(Exercise): Tally each line where the word "this" occurs, then give only the total.
===== Data supplied =====
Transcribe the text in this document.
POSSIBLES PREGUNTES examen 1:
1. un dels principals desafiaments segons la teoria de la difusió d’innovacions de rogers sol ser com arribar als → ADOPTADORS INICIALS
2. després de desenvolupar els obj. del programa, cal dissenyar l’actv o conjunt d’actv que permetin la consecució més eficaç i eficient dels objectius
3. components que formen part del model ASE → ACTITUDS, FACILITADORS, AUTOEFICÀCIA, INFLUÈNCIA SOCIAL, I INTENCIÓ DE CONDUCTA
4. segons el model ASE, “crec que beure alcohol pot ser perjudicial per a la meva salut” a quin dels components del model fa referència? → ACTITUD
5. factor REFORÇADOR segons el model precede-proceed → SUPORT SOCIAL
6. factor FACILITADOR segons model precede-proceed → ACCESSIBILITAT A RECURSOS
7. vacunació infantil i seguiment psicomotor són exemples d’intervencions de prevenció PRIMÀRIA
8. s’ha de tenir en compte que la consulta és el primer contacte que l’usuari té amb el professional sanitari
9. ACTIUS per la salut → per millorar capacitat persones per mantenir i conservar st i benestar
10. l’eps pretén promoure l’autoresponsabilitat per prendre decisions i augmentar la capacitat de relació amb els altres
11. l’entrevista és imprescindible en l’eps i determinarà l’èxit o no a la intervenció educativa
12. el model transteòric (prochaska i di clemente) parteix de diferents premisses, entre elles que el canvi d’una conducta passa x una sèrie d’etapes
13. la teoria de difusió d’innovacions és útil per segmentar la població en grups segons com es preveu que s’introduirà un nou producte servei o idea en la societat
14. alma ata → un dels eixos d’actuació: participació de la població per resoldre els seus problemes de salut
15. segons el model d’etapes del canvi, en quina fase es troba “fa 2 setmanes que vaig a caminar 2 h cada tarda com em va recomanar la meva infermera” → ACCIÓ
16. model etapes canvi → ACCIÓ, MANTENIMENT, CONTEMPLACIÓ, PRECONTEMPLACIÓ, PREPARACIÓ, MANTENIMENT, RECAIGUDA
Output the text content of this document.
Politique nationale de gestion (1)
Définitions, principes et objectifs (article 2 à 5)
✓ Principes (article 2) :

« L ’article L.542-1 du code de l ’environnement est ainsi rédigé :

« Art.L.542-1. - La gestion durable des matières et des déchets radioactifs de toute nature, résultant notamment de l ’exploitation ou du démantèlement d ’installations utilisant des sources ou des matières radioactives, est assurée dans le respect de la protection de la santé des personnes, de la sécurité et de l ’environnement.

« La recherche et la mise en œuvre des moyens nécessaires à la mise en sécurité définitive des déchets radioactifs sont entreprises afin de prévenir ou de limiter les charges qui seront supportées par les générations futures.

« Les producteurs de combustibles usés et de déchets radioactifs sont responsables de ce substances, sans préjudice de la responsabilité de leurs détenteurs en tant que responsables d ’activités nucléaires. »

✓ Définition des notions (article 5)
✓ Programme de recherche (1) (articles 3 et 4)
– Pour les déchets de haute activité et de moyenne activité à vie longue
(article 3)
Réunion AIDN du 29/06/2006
=====
(Final answer): 2